**QUOTED PASSAGE**
········

Bounded MPMC queue

According to the classification it's MPMC, array-based, fails on overflow, does not require GC, w/o priorities, causal FIFO, blocking producers and consumers queue. The algorithm is pretty simple and fast. It's not lockfree in the official meaning, just implemented by means of atomic RMW operations w/o mutexes.

The cost of enqueue/dequeue is 1 CAS per operation. No amortization, just 1 CAS. No dynamic memory allocation/management during operation. Producers and consumers are separated from each other (as in the two-lock queue), i.e. do not touch the same data while queue is not empty.

On my dual-core laptop enqueue/dequeue takes 75 cycles on average in a synthetic multi-threaded benchmark.

Source code test suite are attached below (the file contains limited implementation of std::atomic, ready to run on Windows, MSVC, x86-32) .

template<typename T>

class mpmc_bounded_queue

{

public:

mpmc_bounded_queue(size_t buffer_size)

: buffer_(new cell_t [buffer_size])

, buffer_mask_(buffer_size - 1)

{

assert((buffer_size >= 2) &&

((buffer_size & (buffer_size - 1)) == 0));

for (size_t i = 0; i != buffer_size; i += 1)

········

**DATA FOR THIS EXERCISE**

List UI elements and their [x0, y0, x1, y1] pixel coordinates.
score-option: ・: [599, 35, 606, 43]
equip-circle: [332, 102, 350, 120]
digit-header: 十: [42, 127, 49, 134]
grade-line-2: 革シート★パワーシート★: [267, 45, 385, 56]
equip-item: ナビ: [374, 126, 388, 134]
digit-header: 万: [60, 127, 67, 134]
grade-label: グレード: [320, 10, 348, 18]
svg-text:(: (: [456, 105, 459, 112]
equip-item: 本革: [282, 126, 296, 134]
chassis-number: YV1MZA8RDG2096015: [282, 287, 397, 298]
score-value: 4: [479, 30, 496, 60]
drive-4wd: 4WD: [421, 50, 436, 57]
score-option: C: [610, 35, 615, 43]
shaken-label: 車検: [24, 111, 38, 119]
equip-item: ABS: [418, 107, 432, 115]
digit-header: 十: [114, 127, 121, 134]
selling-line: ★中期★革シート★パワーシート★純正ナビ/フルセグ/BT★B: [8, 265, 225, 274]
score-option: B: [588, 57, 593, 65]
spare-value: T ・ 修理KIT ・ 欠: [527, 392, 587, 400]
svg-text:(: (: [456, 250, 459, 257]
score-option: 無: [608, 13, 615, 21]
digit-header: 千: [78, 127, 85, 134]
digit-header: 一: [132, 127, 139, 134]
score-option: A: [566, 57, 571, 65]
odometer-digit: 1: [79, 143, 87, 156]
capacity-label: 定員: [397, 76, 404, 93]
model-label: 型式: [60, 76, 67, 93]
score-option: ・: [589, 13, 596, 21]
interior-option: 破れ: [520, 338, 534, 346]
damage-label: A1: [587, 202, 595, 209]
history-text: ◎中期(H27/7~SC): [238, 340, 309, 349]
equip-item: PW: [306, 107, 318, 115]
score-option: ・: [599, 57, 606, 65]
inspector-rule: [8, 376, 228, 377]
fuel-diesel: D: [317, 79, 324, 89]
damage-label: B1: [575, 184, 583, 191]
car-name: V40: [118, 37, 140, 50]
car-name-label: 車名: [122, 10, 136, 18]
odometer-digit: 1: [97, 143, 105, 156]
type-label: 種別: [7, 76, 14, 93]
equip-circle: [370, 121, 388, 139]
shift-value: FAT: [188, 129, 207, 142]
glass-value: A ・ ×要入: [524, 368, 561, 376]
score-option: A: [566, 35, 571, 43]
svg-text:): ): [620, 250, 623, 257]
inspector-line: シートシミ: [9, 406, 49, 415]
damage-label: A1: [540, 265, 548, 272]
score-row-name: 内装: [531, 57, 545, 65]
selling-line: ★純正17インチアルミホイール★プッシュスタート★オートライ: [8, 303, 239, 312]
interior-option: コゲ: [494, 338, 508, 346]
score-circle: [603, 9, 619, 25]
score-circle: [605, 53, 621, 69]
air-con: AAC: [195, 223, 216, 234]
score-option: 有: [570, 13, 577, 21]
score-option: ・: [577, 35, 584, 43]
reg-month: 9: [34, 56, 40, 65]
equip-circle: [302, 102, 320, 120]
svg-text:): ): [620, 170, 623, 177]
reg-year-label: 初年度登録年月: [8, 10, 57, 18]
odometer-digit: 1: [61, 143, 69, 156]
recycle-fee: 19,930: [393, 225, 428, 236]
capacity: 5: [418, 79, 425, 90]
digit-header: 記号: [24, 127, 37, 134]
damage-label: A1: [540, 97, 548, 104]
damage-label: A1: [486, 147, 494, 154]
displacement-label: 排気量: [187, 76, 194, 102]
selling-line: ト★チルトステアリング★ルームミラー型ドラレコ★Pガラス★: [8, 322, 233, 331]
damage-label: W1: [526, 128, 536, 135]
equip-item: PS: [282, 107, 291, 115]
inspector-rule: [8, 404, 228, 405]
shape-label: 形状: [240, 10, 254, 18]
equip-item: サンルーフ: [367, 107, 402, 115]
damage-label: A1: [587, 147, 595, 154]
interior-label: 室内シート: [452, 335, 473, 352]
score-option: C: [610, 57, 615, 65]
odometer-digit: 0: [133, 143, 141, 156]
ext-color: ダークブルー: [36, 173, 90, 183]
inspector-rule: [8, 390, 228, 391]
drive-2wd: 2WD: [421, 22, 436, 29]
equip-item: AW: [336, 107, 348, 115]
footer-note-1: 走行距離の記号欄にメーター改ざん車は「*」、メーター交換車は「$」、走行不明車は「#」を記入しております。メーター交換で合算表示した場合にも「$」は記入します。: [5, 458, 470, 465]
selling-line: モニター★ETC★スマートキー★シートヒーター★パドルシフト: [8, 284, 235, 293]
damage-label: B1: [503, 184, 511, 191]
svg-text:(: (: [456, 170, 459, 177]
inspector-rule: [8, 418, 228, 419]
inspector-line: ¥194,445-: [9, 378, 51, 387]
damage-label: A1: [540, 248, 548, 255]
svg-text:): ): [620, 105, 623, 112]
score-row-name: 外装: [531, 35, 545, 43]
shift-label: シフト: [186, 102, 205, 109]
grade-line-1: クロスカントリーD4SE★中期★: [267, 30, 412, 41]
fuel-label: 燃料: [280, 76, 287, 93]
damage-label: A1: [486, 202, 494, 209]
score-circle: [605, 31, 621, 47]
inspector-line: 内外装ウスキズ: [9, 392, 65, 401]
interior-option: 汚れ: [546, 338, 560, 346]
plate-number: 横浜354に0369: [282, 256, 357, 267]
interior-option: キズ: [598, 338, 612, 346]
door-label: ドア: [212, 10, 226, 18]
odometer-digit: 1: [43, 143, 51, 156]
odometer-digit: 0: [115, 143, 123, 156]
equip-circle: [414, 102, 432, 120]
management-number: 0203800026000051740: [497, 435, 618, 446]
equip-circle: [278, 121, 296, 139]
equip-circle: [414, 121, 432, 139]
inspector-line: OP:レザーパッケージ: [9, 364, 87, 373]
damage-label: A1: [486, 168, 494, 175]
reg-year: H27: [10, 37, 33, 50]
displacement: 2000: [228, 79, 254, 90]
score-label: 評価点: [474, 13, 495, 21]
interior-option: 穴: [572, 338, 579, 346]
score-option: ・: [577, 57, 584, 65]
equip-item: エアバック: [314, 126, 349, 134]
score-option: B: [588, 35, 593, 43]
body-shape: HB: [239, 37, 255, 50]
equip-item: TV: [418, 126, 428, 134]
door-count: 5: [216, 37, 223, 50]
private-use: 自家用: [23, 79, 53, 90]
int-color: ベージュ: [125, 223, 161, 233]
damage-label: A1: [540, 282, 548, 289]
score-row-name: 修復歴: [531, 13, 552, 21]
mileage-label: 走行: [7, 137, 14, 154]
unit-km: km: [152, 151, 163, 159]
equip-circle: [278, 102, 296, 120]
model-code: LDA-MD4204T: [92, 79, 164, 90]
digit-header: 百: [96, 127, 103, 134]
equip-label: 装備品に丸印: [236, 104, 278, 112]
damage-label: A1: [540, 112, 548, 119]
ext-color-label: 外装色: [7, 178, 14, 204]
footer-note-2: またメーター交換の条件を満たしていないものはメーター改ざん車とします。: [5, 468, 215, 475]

········

**TO-DO LIST**
(1) In the bounded MPMC queue description, how many CAS operations does each enqueue or dequeue cost?
(2) Lay out as a JSON list of strings everything in the records from the start down to the line containing "equip-item: 本革: [282, 126, 296, 134]", both ends included, one string per line.
The records are unrelated to the text.

**EXPECTED RESULTS**
(1) One CAS per operation, with no amortization.

(2)
[
  "List UI elements and their [x0, y0, x1, y1] pixel coordinates.",
  "score-option: ・: [599, 35, 606, 43]",
  "equip-circle: [332, 102, 350, 120]",
  "digit-header: 十: [42, 127, 49, 134]",
  "grade-line-2: 革シート★パワーシート★: [267, 45, 385, 56]",
  "equip-item: ナビ: [374, 126, 388, 134]",
  "digit-header: 万: [60, 127, 67, 134]",
  "grade-label: グレード: [320, 10, 348, 18]",
  "svg-text:(: (: [456, 105, 459, 112]",
  "equip-item: 本革: [282, 126, 296, 134]"
]